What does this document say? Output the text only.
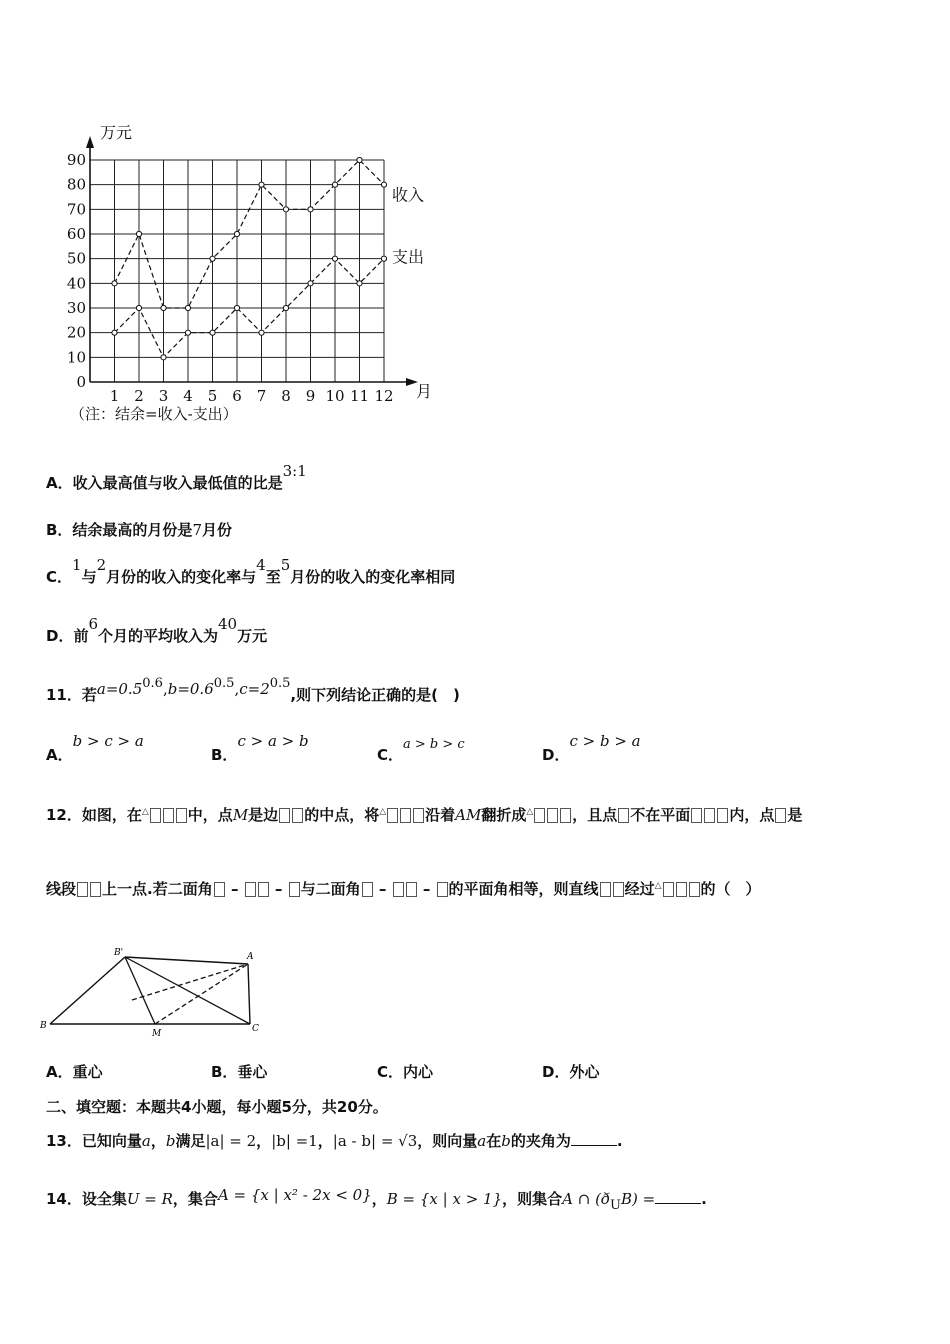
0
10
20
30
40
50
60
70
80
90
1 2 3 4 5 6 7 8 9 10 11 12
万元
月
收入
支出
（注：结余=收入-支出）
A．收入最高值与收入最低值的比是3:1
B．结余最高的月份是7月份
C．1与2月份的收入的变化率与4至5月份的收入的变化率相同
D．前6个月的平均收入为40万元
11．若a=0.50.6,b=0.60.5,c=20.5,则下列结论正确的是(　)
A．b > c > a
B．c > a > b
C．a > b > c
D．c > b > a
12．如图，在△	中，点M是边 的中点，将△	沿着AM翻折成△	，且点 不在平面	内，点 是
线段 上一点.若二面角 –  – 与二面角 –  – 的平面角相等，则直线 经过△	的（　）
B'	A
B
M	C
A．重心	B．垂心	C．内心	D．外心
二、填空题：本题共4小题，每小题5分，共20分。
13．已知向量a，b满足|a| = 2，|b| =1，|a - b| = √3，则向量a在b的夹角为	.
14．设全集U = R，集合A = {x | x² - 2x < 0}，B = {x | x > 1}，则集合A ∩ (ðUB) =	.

= = =

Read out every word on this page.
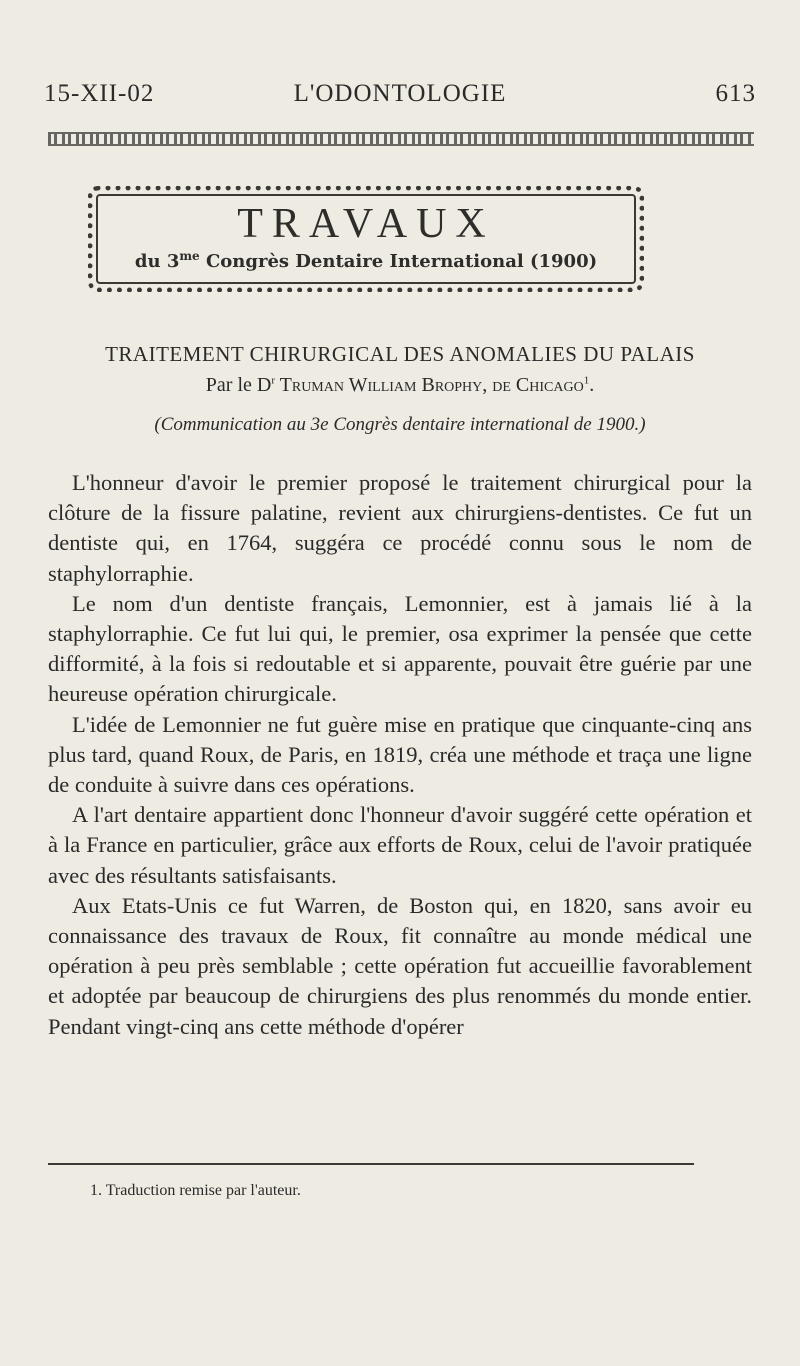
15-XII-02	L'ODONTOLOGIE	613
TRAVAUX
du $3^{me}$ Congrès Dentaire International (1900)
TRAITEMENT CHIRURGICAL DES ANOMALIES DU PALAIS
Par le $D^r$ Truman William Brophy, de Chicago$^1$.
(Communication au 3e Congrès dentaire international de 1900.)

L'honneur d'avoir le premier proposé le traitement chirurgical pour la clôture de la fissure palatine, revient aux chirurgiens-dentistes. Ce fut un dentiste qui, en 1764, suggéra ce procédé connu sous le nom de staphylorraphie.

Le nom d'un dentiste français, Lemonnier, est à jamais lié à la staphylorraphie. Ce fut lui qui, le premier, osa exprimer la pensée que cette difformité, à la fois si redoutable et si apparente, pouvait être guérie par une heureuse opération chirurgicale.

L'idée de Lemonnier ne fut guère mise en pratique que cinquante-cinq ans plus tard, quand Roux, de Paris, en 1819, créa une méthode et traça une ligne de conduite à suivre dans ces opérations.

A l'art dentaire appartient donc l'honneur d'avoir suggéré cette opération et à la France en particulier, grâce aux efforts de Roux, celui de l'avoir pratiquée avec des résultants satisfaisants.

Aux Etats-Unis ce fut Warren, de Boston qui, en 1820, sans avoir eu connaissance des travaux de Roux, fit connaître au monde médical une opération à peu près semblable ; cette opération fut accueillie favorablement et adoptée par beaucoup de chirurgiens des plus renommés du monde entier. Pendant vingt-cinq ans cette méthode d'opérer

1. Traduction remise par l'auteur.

= = =

Direction
Check each line of the records for the word "Congrès", and show the lines that contain it.

Response
du $3^{me}$ Congrès Dentaire International (1900)
(Communication au 3e Congrès dentaire international de 1900.)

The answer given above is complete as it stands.